• Aim
Reproduce all the lines below exactly and omit the images.

----- Records for this exercise -----

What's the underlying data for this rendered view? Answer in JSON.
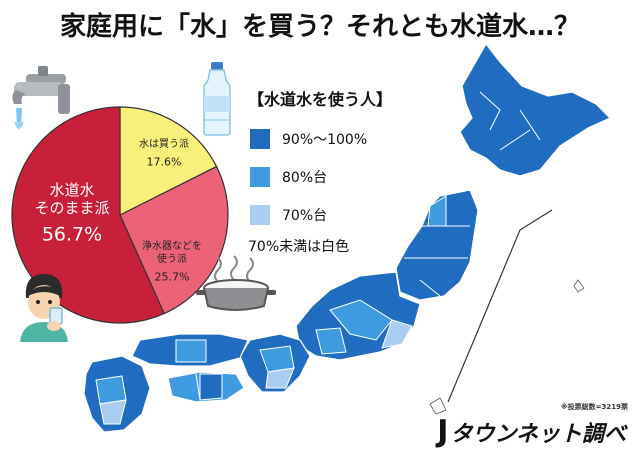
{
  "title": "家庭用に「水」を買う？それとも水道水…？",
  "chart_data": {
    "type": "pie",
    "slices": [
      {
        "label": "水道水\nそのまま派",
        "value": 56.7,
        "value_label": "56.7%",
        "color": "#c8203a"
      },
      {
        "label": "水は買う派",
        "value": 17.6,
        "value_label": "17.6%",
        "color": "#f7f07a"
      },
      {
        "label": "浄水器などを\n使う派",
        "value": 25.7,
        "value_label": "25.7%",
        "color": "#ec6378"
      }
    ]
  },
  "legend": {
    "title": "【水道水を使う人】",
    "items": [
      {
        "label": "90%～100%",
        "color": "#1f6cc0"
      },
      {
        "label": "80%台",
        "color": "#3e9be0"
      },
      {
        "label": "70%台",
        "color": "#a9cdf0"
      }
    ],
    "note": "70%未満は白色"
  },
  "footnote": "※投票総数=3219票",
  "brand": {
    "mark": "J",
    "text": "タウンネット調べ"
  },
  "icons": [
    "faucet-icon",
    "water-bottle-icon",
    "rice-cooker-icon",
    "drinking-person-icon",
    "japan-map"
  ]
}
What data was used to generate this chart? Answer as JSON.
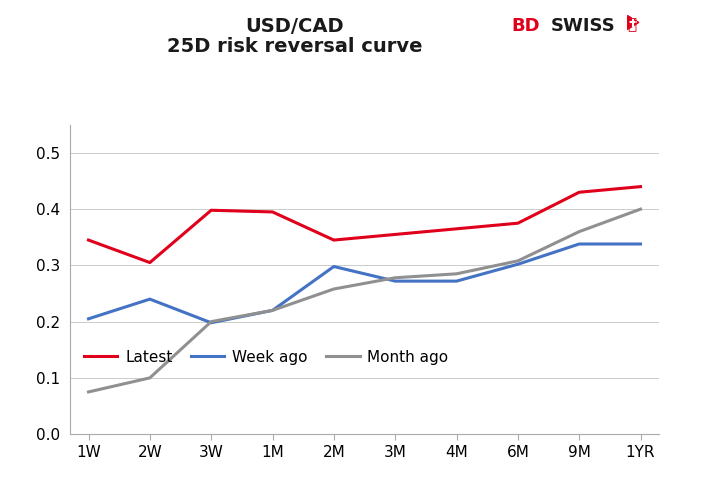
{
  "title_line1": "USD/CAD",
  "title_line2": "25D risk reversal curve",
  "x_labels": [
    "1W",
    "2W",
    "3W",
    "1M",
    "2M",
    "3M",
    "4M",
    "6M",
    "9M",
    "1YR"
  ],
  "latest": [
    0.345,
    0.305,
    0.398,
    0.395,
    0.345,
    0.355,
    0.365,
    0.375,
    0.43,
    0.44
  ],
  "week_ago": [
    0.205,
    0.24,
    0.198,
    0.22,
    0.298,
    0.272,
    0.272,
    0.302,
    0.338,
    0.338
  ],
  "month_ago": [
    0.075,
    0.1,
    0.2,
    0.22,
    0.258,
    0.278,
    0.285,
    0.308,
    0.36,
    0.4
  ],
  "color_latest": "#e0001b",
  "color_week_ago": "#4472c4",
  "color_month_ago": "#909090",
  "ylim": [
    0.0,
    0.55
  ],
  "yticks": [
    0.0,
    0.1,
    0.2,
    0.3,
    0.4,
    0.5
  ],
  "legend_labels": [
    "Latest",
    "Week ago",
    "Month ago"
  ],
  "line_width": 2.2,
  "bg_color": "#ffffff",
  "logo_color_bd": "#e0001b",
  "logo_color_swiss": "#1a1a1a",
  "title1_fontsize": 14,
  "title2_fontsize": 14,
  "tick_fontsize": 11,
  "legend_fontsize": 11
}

-----

• Exercise response
What's the underlying data for this rendered view? Answer in JSON.
{
  "title": "家庭用に「水」を買う？それとも水道水…？",
  "chart_data": {
    "type": "pie",
    "slices": [
      {
        "label": "水道水\nそのまま派",
        "value": 56.7,
        "value_label": "56.7%",
        "color": "#c8203a"
      },
      {
        "label": "水は買う派",
        "value": 17.6,
        "value_label": "17.6%",
        "color": "#f7f07a"
      },
      {
        "label": "浄水器などを\n使う派",
        "value": 25.7,
        "value_label": "25.7%",
        "color": "#ec6378"
      }
    ]
  },
  "legend": {
    "title": "【水道水を使う人】",
    "items": [
      {
        "label": "90%～100%",
        "color": "#1f6cc0"
      },
      {
        "label": "80%台",
        "color": "#3e9be0"
      },
      {
        "label": "70%台",
        "color": "#a9cdf0"
      }
    ],
    "note": "70%未満は白色"
  },
  "footnote": "※投票総数=3219票",
  "brand": {
    "mark": "J",
    "text": "タウンネット調べ"
  },
  "icons": [
    "faucet-icon",
    "water-bottle-icon",
    "rice-cooker-icon",
    "drinking-person-icon",
    "japan-map"
  ]
}
What data was used to generate this chart? Answer as JSON.
{
  "title_line1": "USD/CAD",
  "title_line2": "25D risk reversal curve",
  "x_labels": [
    "1W",
    "2W",
    "3W",
    "1M",
    "2M",
    "3M",
    "4M",
    "6M",
    "9M",
    "1YR"
  ],
  "latest": [
    0.345,
    0.305,
    0.398,
    0.395,
    0.345,
    0.355,
    0.365,
    0.375,
    0.43,
    0.44
  ],
  "week_ago": [
    0.205,
    0.24,
    0.198,
    0.22,
    0.298,
    0.272,
    0.272,
    0.302,
    0.338,
    0.338
  ],
  "month_ago": [
    0.075,
    0.1,
    0.2,
    0.22,
    0.258,
    0.278,
    0.285,
    0.308,
    0.36,
    0.4
  ],
  "color_latest": "#e0001b",
  "color_week_ago": "#4472c4",
  "color_month_ago": "#909090",
  "ylim": [
    0.0,
    0.55
  ],
  "yticks": [
    0.0,
    0.1,
    0.2,
    0.3,
    0.4,
    0.5
  ],
  "legend_labels": [
    "Latest",
    "Week ago",
    "Month ago"
  ],
  "line_width": 2.2,
  "bg_color": "#ffffff",
  "logo_color_bd": "#e0001b",
  "logo_color_swiss": "#1a1a1a",
  "title1_fontsize": 14,
  "title2_fontsize": 14,
  "tick_fontsize": 11,
  "legend_fontsize": 11
}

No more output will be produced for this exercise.